━━ STORED RECORDS

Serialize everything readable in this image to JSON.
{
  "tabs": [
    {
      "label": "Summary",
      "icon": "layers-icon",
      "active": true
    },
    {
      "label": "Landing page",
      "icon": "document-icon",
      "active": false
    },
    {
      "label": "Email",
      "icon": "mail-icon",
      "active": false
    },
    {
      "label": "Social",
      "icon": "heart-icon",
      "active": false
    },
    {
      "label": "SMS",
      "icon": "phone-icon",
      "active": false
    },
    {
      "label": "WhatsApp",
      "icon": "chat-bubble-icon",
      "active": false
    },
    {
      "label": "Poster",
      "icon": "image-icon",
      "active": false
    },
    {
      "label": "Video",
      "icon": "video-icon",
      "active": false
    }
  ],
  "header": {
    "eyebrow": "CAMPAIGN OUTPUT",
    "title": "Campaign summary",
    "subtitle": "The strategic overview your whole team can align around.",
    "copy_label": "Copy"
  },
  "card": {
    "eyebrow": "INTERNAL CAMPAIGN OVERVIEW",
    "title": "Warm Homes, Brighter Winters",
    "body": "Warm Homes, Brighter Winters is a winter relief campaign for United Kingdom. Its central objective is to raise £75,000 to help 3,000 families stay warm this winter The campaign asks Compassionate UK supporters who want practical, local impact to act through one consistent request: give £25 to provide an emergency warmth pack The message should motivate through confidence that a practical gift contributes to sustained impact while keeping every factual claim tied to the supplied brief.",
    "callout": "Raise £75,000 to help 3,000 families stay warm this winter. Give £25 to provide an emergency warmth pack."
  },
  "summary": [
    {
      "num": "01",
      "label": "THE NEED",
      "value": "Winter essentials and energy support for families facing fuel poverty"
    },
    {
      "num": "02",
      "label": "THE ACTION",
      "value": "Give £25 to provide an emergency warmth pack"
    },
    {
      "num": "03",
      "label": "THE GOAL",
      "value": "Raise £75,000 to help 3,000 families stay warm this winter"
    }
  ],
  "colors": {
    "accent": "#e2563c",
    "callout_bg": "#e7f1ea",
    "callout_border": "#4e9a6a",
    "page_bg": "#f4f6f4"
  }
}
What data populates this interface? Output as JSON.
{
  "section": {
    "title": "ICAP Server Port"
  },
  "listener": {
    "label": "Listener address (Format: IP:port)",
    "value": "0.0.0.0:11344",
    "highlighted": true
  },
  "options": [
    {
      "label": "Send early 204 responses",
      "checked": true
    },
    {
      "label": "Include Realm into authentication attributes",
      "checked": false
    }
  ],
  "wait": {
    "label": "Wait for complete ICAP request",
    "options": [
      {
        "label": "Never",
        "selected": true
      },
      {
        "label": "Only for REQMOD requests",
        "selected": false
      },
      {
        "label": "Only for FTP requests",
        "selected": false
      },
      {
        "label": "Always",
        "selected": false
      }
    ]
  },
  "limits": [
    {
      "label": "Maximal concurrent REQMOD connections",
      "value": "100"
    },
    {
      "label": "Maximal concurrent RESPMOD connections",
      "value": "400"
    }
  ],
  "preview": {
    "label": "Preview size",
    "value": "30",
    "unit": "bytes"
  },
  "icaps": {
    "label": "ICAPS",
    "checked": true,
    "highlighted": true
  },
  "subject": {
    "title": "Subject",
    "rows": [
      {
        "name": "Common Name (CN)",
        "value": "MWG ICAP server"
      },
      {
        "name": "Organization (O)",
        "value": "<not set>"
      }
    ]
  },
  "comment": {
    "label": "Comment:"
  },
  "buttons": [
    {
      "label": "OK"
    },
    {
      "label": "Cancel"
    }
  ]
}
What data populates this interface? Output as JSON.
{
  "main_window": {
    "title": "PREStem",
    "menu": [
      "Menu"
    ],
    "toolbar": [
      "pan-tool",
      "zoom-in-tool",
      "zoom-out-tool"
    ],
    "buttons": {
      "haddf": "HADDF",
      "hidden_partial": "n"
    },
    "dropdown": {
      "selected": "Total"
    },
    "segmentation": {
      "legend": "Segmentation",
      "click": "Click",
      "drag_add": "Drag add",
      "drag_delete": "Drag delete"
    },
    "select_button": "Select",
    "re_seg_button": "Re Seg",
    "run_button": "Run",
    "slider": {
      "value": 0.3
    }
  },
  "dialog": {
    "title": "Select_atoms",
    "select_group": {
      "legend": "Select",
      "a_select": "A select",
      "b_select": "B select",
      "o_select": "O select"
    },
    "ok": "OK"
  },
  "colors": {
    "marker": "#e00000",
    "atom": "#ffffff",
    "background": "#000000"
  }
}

━━━━

**AIM OF THE TASK**
Write out every line of the preceding listing that contains "image".

**ANSWER TO THE EXERCISE**
Serialize everything readable in this image to JSON.
      "icon": "image-icon",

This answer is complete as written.